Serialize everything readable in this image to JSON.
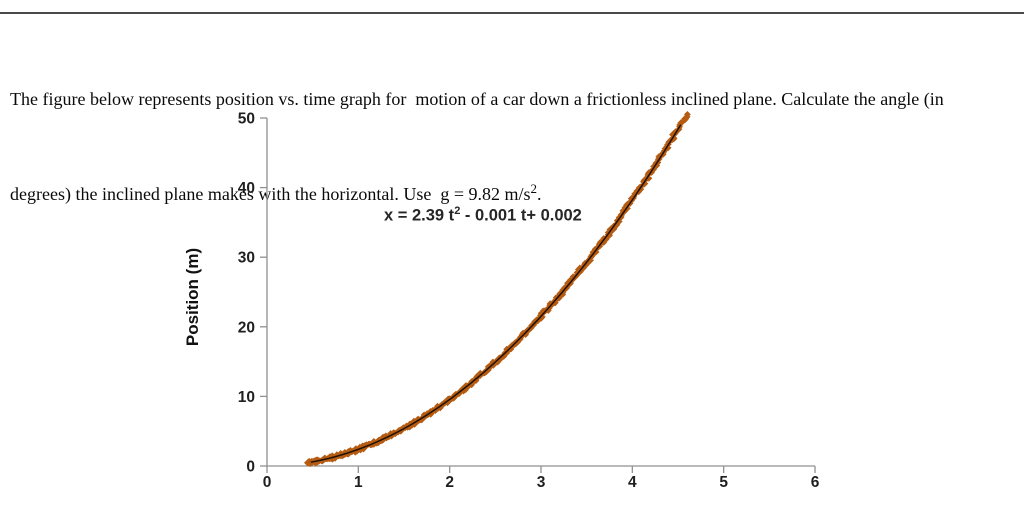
{
  "problem": {
    "line1": "The figure below represents position vs. time graph for  motion of a car down a frictionless inclined plane. Calculate the angle (in",
    "line2_prefix": "degrees) the inclined plane makes with the horizontal. Use  g = 9.82 m/s",
    "line2_sup": "2",
    "line2_suffix": "."
  },
  "chart_data": {
    "type": "scatter",
    "title": "",
    "xlabel": "",
    "ylabel": "Position (m)",
    "xlim": [
      0,
      6
    ],
    "ylim": [
      0,
      50
    ],
    "x_ticks": [
      "0",
      "1",
      "2",
      "3",
      "4",
      "5",
      "6"
    ],
    "y_ticks": [
      "0",
      "10",
      "20",
      "30",
      "40",
      "50"
    ],
    "grid": false,
    "legend": "none",
    "equation_label": {
      "prefix": "x = 2.39 t",
      "sup": "2",
      "suffix": " - 0.001 t+ 0.002"
    },
    "equation_plain": "x = 2.39 t^2 - 0.001 t + 0.002",
    "series": [
      {
        "name": "position-vs-time",
        "model": "quadratic",
        "coefficients": {
          "a": 2.39,
          "b": -0.001,
          "c": 0.002
        },
        "t_range": [
          0.44,
          4.6
        ],
        "points": [
          [
            0.5,
            0.6
          ],
          [
            1.0,
            2.39
          ],
          [
            1.5,
            5.38
          ],
          [
            2.0,
            9.56
          ],
          [
            2.5,
            14.94
          ],
          [
            3.0,
            21.51
          ],
          [
            3.5,
            29.28
          ],
          [
            4.0,
            38.24
          ],
          [
            4.5,
            48.39
          ]
        ],
        "marker": "diamond",
        "marker_color": "#B55C12",
        "trendline_color": "#201000"
      }
    ],
    "colors": {
      "axis": "#909090",
      "tick_label": "#1F1F1F"
    }
  }
}
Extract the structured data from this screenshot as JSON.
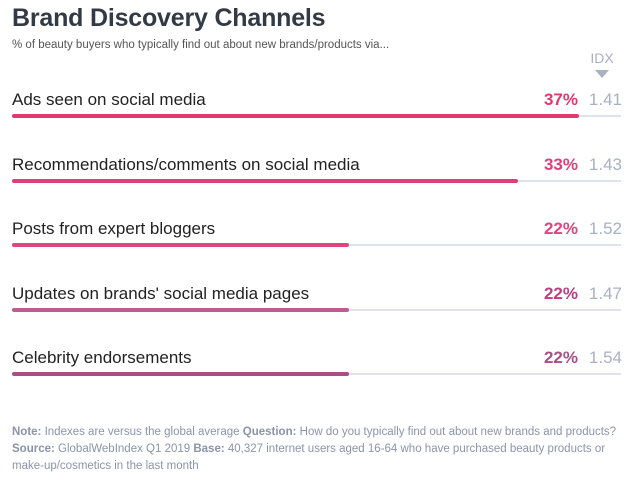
{
  "chart_data": {
    "type": "bar",
    "title": "Brand Discovery Channels",
    "subtitle": "% of beauty buyers who typically find out about new brands/products via...",
    "index_header": "IDX",
    "max_value": 37,
    "categories": [
      "Ads seen on social media",
      "Recommendations/comments on social media",
      "Posts from expert bloggers",
      "Updates on brands' social media pages",
      "Celebrity endorsements"
    ],
    "values": [
      37,
      33,
      22,
      22,
      22
    ],
    "value_labels": [
      "37%",
      "33%",
      "22%",
      "22%",
      "22%"
    ],
    "index_labels": [
      "1.41",
      "1.43",
      "1.52",
      "1.47",
      "1.54"
    ],
    "colors": [
      "#e0396e",
      "#df3f78",
      "#e0447f",
      "#bd5c8e",
      "#a84f86"
    ],
    "pct_colors": [
      "#e0396e",
      "#df3f78",
      "#e0447f",
      "#bd3f82",
      "#a84f86"
    ]
  },
  "note": {
    "note_label": "Note:",
    "note_text": " Indexes are versus the global average ",
    "question_label": "Question:",
    "question_text": " How do you typically find out about new brands and products? ",
    "source_label": "Source:",
    "source_text": " GlobalWebIndex Q1 2019 ",
    "base_label": "Base:",
    "base_text": " 40,327 internet users aged 16-64 who have purchased beauty products or make-up/cosmetics in the last month"
  }
}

§ **Aim**
Take the records above and transcribe them exactly, dropping every picture.

§ **The completed task**
Serialize everything readable in this image to JSON.
{
  "problem": {
    "line1": "The figure below represents position vs. time graph for  motion of a car down a frictionless inclined plane. Calculate the angle (in",
    "line2_prefix": "degrees) the inclined plane makes with the horizontal. Use  g = 9.82 m/s",
    "line2_sup": "2",
    "line2_suffix": "."
  },
  "chart_data": {
    "type": "scatter",
    "title": "",
    "xlabel": "",
    "ylabel": "Position (m)",
    "xlim": [
      0,
      6
    ],
    "ylim": [
      0,
      50
    ],
    "x_ticks": [
      "0",
      "1",
      "2",
      "3",
      "4",
      "5",
      "6"
    ],
    "y_ticks": [
      "0",
      "10",
      "20",
      "30",
      "40",
      "50"
    ],
    "grid": false,
    "legend": "none",
    "equation_label": {
      "prefix": "x = 2.39 t",
      "sup": "2",
      "suffix": " - 0.001 t+ 0.002"
    },
    "equation_plain": "x = 2.39 t^2 - 0.001 t + 0.002",
    "series": [
      {
        "name": "position-vs-time",
        "model": "quadratic",
        "coefficients": {
          "a": 2.39,
          "b": -0.001,
          "c": 0.002
        },
        "t_range": [
          0.44,
          4.6
        ],
        "points": [
          [
            0.5,
            0.6
          ],
          [
            1.0,
            2.39
          ],
          [
            1.5,
            5.38
          ],
          [
            2.0,
            9.56
          ],
          [
            2.5,
            14.94
          ],
          [
            3.0,
            21.51
          ],
          [
            3.5,
            29.28
          ],
          [
            4.0,
            38.24
          ],
          [
            4.5,
            48.39
          ]
        ],
        "marker": "diamond",
        "marker_color": "#B55C12",
        "trendline_color": "#201000"
      }
    ],
    "colors": {
      "axis": "#909090",
      "tick_label": "#1F1F1F"
    }
  }
}
Extract the structured data from this screenshot as JSON.
{
  "chart_data": {
    "type": "bar",
    "title": "Brand Discovery Channels",
    "subtitle": "% of beauty buyers who typically find out about new brands/products via...",
    "index_header": "IDX",
    "max_value": 37,
    "categories": [
      "Ads seen on social media",
      "Recommendations/comments on social media",
      "Posts from expert bloggers",
      "Updates on brands' social media pages",
      "Celebrity endorsements"
    ],
    "values": [
      37,
      33,
      22,
      22,
      22
    ],
    "value_labels": [
      "37%",
      "33%",
      "22%",
      "22%",
      "22%"
    ],
    "index_labels": [
      "1.41",
      "1.43",
      "1.52",
      "1.47",
      "1.54"
    ],
    "colors": [
      "#e0396e",
      "#df3f78",
      "#e0447f",
      "#bd5c8e",
      "#a84f86"
    ],
    "pct_colors": [
      "#e0396e",
      "#df3f78",
      "#e0447f",
      "#bd3f82",
      "#a84f86"
    ]
  },
  "note": {
    "note_label": "Note:",
    "note_text": " Indexes are versus the global average ",
    "question_label": "Question:",
    "question_text": " How do you typically find out about new brands and products? ",
    "source_label": "Source:",
    "source_text": " GlobalWebIndex Q1 2019 ",
    "base_label": "Base:",
    "base_text": " 40,327 internet users aged 16-64 who have purchased beauty products or make-up/cosmetics in the last month"
  }
}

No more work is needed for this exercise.